======== RECORDS PROVIDED ========

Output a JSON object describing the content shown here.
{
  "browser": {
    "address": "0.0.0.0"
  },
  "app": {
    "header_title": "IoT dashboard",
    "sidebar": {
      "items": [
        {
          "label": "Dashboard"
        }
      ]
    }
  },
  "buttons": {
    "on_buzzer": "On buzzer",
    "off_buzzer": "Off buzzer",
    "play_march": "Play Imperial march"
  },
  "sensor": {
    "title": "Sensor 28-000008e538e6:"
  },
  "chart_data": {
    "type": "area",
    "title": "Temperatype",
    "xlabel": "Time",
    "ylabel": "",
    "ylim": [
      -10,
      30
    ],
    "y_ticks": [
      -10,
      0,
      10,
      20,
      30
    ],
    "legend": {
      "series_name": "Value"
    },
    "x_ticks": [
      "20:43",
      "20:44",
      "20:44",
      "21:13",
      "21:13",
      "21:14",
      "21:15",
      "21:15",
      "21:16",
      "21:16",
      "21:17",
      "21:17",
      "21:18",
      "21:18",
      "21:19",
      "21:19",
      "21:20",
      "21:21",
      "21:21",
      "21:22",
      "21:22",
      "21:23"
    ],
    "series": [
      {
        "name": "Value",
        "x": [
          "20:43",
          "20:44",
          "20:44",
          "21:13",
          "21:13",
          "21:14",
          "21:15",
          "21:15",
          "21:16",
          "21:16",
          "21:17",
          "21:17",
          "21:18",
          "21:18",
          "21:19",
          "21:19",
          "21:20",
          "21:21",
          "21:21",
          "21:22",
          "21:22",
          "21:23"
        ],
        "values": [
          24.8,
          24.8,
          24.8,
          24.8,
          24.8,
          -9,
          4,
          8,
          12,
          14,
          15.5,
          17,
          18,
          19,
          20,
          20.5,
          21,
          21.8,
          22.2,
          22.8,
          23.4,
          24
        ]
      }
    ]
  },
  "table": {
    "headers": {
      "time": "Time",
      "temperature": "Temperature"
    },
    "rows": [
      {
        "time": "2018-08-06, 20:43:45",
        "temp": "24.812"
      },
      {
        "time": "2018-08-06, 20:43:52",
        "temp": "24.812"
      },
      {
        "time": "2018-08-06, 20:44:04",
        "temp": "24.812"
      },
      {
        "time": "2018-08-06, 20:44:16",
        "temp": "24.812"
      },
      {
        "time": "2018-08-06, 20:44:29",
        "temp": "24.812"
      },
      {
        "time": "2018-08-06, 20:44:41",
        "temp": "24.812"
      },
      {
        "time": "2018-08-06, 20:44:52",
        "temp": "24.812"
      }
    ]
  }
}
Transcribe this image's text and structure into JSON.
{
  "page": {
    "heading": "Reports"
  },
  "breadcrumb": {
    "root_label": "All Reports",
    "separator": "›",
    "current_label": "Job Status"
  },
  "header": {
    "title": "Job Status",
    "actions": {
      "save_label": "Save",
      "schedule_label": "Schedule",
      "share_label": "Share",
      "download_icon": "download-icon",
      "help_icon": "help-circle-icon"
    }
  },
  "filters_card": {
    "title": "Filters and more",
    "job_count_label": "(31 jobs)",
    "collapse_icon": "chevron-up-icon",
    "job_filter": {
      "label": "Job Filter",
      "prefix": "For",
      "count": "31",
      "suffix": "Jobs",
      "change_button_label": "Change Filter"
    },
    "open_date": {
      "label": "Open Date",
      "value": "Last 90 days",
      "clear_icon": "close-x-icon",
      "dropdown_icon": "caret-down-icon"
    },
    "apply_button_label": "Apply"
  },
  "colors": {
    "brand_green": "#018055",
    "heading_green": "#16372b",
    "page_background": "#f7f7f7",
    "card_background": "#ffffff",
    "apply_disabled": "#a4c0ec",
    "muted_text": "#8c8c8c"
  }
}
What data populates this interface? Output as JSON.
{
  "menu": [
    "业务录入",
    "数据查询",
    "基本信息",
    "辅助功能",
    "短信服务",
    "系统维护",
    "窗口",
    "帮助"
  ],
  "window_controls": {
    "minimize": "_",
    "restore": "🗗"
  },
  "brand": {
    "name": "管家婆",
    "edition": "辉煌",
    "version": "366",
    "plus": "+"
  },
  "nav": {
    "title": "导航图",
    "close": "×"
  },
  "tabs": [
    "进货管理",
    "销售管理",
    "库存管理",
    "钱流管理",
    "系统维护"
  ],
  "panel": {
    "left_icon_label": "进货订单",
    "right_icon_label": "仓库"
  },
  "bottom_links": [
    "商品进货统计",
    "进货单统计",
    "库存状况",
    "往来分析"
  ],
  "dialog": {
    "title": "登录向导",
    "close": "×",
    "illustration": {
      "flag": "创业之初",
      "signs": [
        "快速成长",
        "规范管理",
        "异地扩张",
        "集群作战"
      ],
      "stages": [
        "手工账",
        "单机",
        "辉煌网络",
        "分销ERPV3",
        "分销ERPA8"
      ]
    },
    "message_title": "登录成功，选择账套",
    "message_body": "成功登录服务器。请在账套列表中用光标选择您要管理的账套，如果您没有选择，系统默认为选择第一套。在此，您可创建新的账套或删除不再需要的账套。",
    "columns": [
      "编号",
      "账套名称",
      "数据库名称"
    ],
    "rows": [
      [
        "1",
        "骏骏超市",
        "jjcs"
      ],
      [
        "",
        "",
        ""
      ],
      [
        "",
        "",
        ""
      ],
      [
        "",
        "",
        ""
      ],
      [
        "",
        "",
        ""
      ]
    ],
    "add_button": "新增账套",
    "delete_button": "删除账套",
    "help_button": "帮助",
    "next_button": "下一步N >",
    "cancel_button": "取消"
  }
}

========

### WHAT THE EXERCISE ASKS
Provide an exact reproduction of all the entries shown above.

### PROBLEM SOLUTION
Output a JSON object describing the content shown here.
{
  "browser": {
    "address": "0.0.0.0"
  },
  "app": {
    "header_title": "IoT dashboard",
    "sidebar": {
      "items": [
        {
          "label": "Dashboard"
        }
      ]
    }
  },
  "buttons": {
    "on_buzzer": "On buzzer",
    "off_buzzer": "Off buzzer",
    "play_march": "Play Imperial march"
  },
  "sensor": {
    "title": "Sensor 28-000008e538e6:"
  },
  "chart_data": {
    "type": "area",
    "title": "Temperatype",
    "xlabel": "Time",
    "ylabel": "",
    "ylim": [
      -10,
      30
    ],
    "y_ticks": [
      -10,
      0,
      10,
      20,
      30
    ],
    "legend": {
      "series_name": "Value"
    },
    "x_ticks": [
      "20:43",
      "20:44",
      "20:44",
      "21:13",
      "21:13",
      "21:14",
      "21:15",
      "21:15",
      "21:16",
      "21:16",
      "21:17",
      "21:17",
      "21:18",
      "21:18",
      "21:19",
      "21:19",
      "21:20",
      "21:21",
      "21:21",
      "21:22",
      "21:22",
      "21:23"
    ],
    "series": [
      {
        "name": "Value",
        "x": [
          "20:43",
          "20:44",
          "20:44",
          "21:13",
          "21:13",
          "21:14",
          "21:15",
          "21:15",
          "21:16",
          "21:16",
          "21:17",
          "21:17",
          "21:18",
          "21:18",
          "21:19",
          "21:19",
          "21:20",
          "21:21",
          "21:21",
          "21:22",
          "21:22",
          "21:23"
        ],
        "values": [
          24.8,
          24.8,
          24.8,
          24.8,
          24.8,
          -9,
          4,
          8,
          12,
          14,
          15.5,
          17,
          18,
          19,
          20,
          20.5,
          21,
          21.8,
          22.2,
          22.8,
          23.4,
          24
        ]
      }
    ]
  },
  "table": {
    "headers": {
      "time": "Time",
      "temperature": "Temperature"
    },
    "rows": [
      {
        "time": "2018-08-06, 20:43:45",
        "temp": "24.812"
      },
      {
        "time": "2018-08-06, 20:43:52",
        "temp": "24.812"
      },
      {
        "time": "2018-08-06, 20:44:04",
        "temp": "24.812"
      },
      {
        "time": "2018-08-06, 20:44:16",
        "temp": "24.812"
      },
      {
        "time": "2018-08-06, 20:44:29",
        "temp": "24.812"
      },
      {
        "time": "2018-08-06, 20:44:41",
        "temp": "24.812"
      },
      {
        "time": "2018-08-06, 20:44:52",
        "temp": "24.812"
      }
    ]
  }
}
Transcribe this image's text and structure into JSON.
{
  "page": {
    "heading": "Reports"
  },
  "breadcrumb": {
    "root_label": "All Reports",
    "separator": "›",
    "current_label": "Job Status"
  },
  "header": {
    "title": "Job Status",
    "actions": {
      "save_label": "Save",
      "schedule_label": "Schedule",
      "share_label": "Share",
      "download_icon": "download-icon",
      "help_icon": "help-circle-icon"
    }
  },
  "filters_card": {
    "title": "Filters and more",
    "job_count_label": "(31 jobs)",
    "collapse_icon": "chevron-up-icon",
    "job_filter": {
      "label": "Job Filter",
      "prefix": "For",
      "count": "31",
      "suffix": "Jobs",
      "change_button_label": "Change Filter"
    },
    "open_date": {
      "label": "Open Date",
      "value": "Last 90 days",
      "clear_icon": "close-x-icon",
      "dropdown_icon": "caret-down-icon"
    },
    "apply_button_label": "Apply"
  },
  "colors": {
    "brand_green": "#018055",
    "heading_green": "#16372b",
    "page_background": "#f7f7f7",
    "card_background": "#ffffff",
    "apply_disabled": "#a4c0ec",
    "muted_text": "#8c8c8c"
  }
}
What data populates this interface? Output as JSON.
{
  "menu": [
    "业务录入",
    "数据查询",
    "基本信息",
    "辅助功能",
    "短信服务",
    "系统维护",
    "窗口",
    "帮助"
  ],
  "window_controls": {
    "minimize": "_",
    "restore": "🗗"
  },
  "brand": {
    "name": "管家婆",
    "edition": "辉煌",
    "version": "366",
    "plus": "+"
  },
  "nav": {
    "title": "导航图",
    "close": "×"
  },
  "tabs": [
    "进货管理",
    "销售管理",
    "库存管理",
    "钱流管理",
    "系统维护"
  ],
  "panel": {
    "left_icon_label": "进货订单",
    "right_icon_label": "仓库"
  },
  "bottom_links": [
    "商品进货统计",
    "进货单统计",
    "库存状况",
    "往来分析"
  ],
  "dialog": {
    "title": "登录向导",
    "close": "×",
    "illustration": {
      "flag": "创业之初",
      "signs": [
        "快速成长",
        "规范管理",
        "异地扩张",
        "集群作战"
      ],
      "stages": [
        "手工账",
        "单机",
        "辉煌网络",
        "分销ERPV3",
        "分销ERPA8"
      ]
    },
    "message_title": "登录成功，选择账套",
    "message_body": "成功登录服务器。请在账套列表中用光标选择您要管理的账套，如果您没有选择，系统默认为选择第一套。在此，您可创建新的账套或删除不再需要的账套。",
    "columns": [
      "编号",
      "账套名称",
      "数据库名称"
    ],
    "rows": [
      [
        "1",
        "骏骏超市",
        "jjcs"
      ],
      [
        "",
        "",
        ""
      ],
      [
        "",
        "",
        ""
      ],
      [
        "",
        "",
        ""
      ],
      [
        "",
        "",
        ""
      ]
    ],
    "add_button": "新增账套",
    "delete_button": "删除账套",
    "help_button": "帮助",
    "next_button": "下一步N >",
    "cancel_button": "取消"
  }
}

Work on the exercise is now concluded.